Requirements:
Reproduce the items word for word, from the first line through the line containing "tile-text-editor[interactable]: 文本编辑器 (20, 362, 104, 446)", inclusive.
▼
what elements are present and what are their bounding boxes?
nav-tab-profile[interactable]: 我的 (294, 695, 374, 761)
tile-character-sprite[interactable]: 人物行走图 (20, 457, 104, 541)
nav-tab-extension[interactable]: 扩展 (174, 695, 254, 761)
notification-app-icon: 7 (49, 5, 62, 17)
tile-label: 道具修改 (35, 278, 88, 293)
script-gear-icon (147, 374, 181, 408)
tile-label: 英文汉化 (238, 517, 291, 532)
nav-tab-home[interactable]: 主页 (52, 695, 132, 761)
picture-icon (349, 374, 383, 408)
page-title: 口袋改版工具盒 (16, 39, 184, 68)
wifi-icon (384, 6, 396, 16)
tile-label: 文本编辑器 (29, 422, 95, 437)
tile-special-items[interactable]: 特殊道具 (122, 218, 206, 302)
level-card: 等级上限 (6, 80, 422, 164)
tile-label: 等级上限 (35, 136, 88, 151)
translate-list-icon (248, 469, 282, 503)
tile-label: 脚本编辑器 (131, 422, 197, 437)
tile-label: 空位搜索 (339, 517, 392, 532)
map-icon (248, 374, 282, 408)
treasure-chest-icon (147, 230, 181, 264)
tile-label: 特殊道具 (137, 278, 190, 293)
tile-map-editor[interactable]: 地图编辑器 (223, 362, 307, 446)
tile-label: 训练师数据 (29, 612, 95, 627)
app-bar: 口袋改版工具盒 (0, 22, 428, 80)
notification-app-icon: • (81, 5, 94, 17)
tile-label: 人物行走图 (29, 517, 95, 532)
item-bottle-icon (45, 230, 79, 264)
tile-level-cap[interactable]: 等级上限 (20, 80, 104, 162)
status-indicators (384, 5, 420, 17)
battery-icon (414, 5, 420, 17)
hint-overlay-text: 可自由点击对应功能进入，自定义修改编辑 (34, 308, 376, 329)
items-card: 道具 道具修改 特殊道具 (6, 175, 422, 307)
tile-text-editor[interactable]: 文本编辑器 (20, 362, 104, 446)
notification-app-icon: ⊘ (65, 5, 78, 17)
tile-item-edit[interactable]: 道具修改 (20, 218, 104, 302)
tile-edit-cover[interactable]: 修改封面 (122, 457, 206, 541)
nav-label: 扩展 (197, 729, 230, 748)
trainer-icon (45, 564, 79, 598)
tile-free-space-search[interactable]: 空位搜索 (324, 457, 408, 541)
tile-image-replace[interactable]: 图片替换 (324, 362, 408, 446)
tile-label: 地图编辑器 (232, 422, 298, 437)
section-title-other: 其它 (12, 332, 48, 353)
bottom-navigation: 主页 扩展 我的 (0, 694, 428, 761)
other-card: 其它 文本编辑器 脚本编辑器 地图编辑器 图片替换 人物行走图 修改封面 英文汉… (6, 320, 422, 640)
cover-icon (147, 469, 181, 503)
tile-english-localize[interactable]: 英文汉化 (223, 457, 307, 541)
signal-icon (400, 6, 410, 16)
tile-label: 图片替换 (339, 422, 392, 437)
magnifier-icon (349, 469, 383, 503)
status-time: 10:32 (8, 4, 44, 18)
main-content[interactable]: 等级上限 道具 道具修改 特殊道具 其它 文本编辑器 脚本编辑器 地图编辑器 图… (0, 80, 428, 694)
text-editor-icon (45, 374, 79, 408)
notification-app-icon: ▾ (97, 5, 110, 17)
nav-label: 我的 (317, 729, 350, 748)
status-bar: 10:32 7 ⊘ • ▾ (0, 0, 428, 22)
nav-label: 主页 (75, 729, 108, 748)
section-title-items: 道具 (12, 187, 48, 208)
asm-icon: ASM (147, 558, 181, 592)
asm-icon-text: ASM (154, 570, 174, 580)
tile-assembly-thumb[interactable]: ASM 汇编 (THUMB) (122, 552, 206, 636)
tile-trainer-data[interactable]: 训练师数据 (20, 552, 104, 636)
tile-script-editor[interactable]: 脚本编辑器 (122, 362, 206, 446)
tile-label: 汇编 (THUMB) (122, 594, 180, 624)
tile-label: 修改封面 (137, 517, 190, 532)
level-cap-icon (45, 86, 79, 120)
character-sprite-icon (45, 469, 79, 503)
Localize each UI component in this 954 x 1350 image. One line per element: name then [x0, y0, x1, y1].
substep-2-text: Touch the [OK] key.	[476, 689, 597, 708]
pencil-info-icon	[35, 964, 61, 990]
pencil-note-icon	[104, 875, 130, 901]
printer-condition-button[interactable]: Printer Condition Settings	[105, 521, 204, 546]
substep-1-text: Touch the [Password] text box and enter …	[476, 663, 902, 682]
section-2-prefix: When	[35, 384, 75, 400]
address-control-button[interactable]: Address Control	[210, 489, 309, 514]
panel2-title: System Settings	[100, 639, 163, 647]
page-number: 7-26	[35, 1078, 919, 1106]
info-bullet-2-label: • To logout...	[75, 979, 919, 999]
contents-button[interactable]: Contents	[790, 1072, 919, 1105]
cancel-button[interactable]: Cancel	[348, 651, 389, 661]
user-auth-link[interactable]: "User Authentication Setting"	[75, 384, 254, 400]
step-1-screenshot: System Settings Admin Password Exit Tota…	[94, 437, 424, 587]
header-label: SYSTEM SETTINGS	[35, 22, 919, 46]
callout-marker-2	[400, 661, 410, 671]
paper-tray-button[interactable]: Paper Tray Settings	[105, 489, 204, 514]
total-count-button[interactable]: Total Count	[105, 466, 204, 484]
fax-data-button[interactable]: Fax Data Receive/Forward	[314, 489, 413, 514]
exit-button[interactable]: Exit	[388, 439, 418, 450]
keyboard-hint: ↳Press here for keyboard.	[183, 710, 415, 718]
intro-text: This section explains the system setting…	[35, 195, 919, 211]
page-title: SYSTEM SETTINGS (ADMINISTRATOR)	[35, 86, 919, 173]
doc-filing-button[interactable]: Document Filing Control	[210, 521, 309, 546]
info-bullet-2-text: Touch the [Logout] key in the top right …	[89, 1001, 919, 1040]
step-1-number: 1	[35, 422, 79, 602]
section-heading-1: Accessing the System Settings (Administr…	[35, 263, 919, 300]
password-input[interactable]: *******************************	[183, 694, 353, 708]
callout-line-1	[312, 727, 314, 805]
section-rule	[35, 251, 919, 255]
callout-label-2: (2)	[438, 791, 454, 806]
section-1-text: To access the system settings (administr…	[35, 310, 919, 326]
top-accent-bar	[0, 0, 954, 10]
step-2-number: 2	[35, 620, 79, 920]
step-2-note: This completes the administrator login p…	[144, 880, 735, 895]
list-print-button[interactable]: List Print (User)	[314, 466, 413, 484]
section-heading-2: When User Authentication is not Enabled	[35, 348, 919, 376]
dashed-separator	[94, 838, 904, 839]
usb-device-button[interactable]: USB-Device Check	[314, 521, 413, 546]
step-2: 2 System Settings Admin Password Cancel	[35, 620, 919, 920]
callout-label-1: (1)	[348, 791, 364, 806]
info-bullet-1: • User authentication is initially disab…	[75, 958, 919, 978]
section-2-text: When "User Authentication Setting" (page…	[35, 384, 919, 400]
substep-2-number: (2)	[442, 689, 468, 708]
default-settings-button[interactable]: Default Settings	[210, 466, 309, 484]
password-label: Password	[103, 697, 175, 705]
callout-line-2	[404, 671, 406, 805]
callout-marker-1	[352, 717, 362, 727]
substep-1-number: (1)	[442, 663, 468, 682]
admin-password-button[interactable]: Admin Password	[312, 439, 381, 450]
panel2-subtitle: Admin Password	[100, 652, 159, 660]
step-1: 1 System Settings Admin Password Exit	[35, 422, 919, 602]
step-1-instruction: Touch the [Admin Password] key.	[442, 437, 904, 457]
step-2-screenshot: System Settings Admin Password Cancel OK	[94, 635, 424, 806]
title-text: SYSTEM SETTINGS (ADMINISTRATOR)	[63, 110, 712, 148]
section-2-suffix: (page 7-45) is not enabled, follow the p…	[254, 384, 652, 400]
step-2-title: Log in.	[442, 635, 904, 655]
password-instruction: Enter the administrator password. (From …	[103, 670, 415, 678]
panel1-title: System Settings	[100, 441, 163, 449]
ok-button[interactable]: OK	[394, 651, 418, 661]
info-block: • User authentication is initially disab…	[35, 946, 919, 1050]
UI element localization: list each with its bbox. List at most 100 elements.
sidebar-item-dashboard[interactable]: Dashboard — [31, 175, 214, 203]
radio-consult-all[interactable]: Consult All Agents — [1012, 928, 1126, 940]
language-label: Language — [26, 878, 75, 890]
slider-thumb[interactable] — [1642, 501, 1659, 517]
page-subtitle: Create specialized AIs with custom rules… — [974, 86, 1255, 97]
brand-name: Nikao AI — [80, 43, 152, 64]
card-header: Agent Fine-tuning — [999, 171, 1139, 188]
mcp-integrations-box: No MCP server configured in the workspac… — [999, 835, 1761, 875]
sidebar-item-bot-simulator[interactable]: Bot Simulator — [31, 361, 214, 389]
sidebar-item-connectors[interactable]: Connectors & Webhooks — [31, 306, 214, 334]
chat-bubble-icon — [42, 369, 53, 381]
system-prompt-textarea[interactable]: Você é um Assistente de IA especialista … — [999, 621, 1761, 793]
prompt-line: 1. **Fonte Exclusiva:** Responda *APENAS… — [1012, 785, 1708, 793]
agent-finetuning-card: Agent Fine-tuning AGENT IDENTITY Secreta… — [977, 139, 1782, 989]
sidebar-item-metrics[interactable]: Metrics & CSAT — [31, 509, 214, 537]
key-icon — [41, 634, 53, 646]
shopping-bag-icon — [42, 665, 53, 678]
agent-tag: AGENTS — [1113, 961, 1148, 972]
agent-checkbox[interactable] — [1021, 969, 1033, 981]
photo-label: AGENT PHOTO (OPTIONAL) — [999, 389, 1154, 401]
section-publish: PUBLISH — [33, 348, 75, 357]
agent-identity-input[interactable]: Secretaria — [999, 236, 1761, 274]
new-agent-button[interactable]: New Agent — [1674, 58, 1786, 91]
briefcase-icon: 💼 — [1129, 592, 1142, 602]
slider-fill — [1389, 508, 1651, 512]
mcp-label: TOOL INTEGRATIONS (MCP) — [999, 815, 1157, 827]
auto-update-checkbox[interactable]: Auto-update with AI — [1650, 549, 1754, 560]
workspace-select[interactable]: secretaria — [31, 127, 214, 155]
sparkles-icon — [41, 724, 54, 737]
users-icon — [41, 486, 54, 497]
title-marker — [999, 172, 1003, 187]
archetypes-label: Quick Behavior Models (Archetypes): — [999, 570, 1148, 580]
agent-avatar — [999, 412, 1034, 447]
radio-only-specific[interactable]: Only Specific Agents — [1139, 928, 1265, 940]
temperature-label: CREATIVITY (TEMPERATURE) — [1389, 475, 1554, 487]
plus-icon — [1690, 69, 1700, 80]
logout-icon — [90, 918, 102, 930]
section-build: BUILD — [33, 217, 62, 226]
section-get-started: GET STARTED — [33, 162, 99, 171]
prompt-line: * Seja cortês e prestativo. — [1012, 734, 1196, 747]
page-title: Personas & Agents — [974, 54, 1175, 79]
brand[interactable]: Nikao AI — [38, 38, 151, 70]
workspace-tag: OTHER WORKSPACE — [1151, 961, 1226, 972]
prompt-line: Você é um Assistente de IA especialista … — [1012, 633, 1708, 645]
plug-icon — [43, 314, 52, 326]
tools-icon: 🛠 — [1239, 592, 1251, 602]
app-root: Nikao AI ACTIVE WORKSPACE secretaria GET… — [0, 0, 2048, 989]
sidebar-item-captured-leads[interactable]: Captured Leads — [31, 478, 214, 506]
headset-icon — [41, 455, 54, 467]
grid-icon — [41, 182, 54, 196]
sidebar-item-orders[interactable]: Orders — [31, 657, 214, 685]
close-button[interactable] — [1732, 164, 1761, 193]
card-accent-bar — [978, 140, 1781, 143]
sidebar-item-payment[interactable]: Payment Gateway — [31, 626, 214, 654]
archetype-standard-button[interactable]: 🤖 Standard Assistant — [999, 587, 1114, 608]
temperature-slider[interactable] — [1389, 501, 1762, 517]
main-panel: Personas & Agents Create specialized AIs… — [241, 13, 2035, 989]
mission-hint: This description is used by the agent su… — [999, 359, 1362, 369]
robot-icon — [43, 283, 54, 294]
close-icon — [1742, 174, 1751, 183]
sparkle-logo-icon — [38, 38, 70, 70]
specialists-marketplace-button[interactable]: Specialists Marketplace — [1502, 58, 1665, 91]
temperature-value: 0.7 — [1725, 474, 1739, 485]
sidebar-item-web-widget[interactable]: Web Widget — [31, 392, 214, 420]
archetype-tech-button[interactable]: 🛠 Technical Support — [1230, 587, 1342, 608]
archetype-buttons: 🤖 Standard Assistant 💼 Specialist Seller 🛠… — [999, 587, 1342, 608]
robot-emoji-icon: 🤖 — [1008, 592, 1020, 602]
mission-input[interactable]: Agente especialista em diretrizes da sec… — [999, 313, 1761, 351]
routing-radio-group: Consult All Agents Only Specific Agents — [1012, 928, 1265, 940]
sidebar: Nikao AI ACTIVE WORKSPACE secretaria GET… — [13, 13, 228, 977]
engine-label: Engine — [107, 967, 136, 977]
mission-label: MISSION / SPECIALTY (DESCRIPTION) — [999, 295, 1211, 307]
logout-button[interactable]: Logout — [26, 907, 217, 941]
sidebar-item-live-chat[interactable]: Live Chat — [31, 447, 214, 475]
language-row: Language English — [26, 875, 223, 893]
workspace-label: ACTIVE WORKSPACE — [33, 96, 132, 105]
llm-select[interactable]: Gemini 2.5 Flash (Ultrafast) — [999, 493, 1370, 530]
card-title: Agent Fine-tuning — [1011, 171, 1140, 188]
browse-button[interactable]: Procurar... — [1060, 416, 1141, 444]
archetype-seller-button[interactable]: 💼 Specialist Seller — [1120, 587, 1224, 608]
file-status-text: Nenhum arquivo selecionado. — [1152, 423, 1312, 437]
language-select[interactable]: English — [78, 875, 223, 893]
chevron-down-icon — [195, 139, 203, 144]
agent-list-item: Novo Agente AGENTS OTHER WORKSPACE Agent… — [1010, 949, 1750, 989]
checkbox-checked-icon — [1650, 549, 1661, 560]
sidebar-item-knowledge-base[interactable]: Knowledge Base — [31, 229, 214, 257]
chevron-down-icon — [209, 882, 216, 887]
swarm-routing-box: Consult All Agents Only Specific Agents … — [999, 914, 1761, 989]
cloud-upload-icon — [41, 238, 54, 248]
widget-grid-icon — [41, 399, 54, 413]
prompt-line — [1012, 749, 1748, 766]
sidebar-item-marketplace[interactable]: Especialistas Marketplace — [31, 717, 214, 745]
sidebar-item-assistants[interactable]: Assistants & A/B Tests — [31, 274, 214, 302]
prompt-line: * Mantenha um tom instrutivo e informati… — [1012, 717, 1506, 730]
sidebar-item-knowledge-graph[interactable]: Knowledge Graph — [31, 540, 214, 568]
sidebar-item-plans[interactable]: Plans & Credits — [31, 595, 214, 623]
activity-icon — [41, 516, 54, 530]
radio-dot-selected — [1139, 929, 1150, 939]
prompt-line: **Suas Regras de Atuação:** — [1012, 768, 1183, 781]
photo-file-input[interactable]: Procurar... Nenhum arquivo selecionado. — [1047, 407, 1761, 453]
▲
Answer to the task:
what elements are present and what are their bounding boxes?
nav-tab-profile[interactable]: 我的 (294, 695, 374, 761)
tile-character-sprite[interactable]: 人物行走图 (20, 457, 104, 541)
nav-tab-extension[interactable]: 扩展 (174, 695, 254, 761)
notification-app-icon: 7 (49, 5, 62, 17)
tile-label: 道具修改 (35, 278, 88, 293)
script-gear-icon (147, 374, 181, 408)
tile-label: 英文汉化 (238, 517, 291, 532)
nav-tab-home[interactable]: 主页 (52, 695, 132, 761)
picture-icon (349, 374, 383, 408)
page-title: 口袋改版工具盒 (16, 39, 184, 68)
wifi-icon (384, 6, 396, 16)
tile-label: 文本编辑器 (29, 422, 95, 437)
tile-special-items[interactable]: 特殊道具 (122, 218, 206, 302)
level-card: 等级上限 (6, 80, 422, 164)
tile-label: 等级上限 (35, 136, 88, 151)
translate-list-icon (248, 469, 282, 503)
tile-label: 脚本编辑器 (131, 422, 197, 437)
tile-label: 空位搜索 (339, 517, 392, 532)
map-icon (248, 374, 282, 408)
treasure-chest-icon (147, 230, 181, 264)
tile-label: 特殊道具 (137, 278, 190, 293)
tile-map-editor[interactable]: 地图编辑器 (223, 362, 307, 446)
tile-label: 训练师数据 (29, 612, 95, 627)
app-bar: 口袋改版工具盒 (0, 22, 428, 80)
notification-app-icon: • (81, 5, 94, 17)
tile-label: 人物行走图 (29, 517, 95, 532)
item-bottle-icon (45, 230, 79, 264)
tile-level-cap[interactable]: 等级上限 (20, 80, 104, 162)
status-indicators (384, 5, 420, 17)
battery-icon (414, 5, 420, 17)
hint-overlay-text: 可自由点击对应功能进入，自定义修改编辑 (34, 308, 376, 329)
items-card: 道具 道具修改 特殊道具 (6, 175, 422, 307)
tile-text-editor[interactable]: 文本编辑器 (20, 362, 104, 446)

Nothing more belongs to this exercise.